What to work on:
Determine how many lines in the entries below include "NapoleonCat". The reply should be that number and nothing else.

[Dataset rows about figures]
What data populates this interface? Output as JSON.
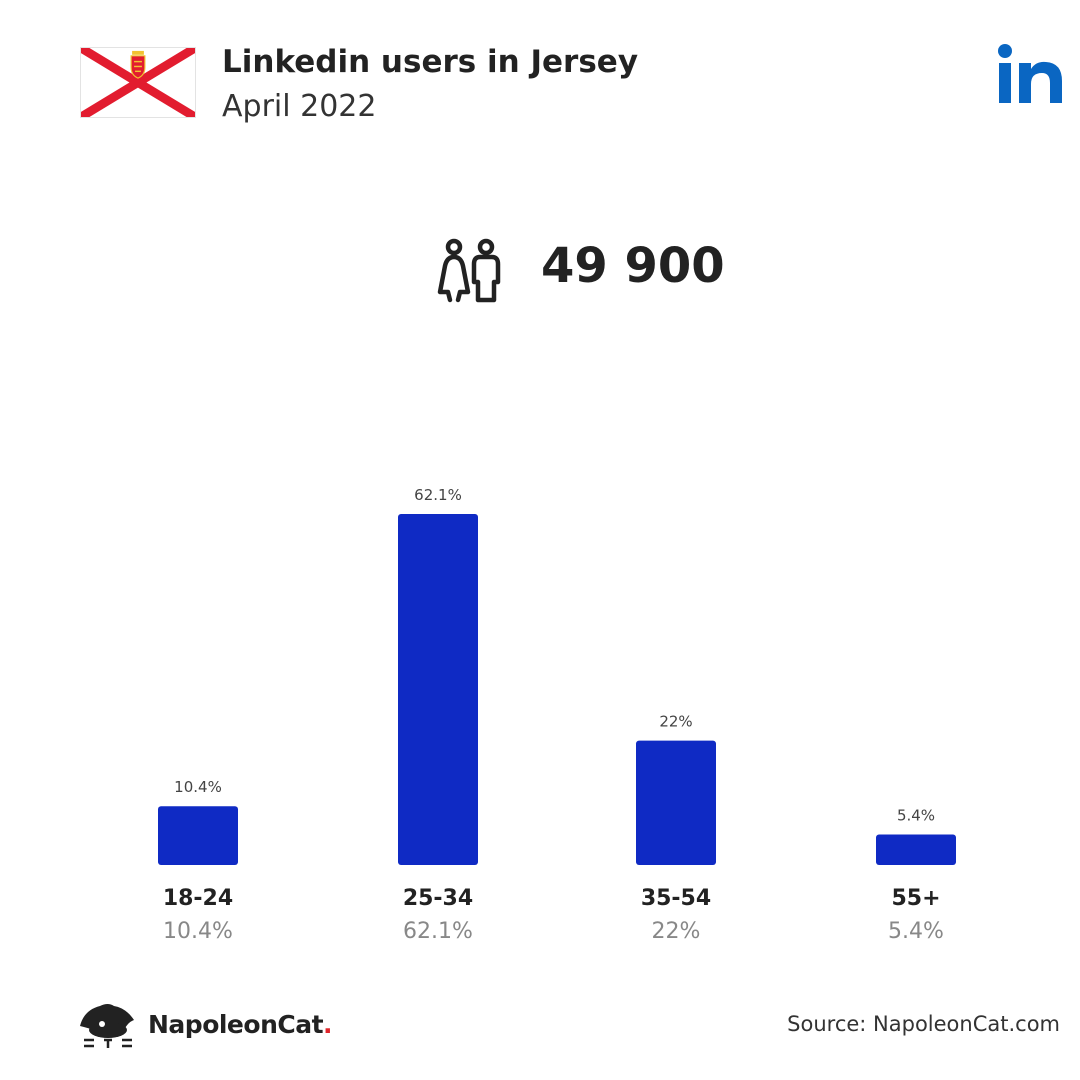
{
  "header": {
    "title": "Linkedin users in Jersey",
    "subtitle": "April 2022"
  },
  "total": {
    "value": "49 900",
    "icon": "users-icon"
  },
  "colors": {
    "bar": "#0f2ac4",
    "flag_cross": "#e21c2f",
    "linkedin_blue": "#0a66c2",
    "brand_dot": "#e0252a"
  },
  "chart_data": {
    "type": "bar",
    "categories": [
      "18-24",
      "25-34",
      "35-54",
      "55+"
    ],
    "values": [
      10.4,
      62.1,
      22,
      5.4
    ],
    "value_labels": [
      "10.4%",
      "62.1%",
      "22%",
      "5.4%"
    ],
    "ylim": [
      0,
      62.1
    ],
    "grid": false,
    "legend": "none"
  },
  "footer": {
    "brand_name": "NapoleonCat",
    "brand_dot": ".",
    "source": "Source: NapoleonCat.com"
  }
}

Reply to the exercise:
2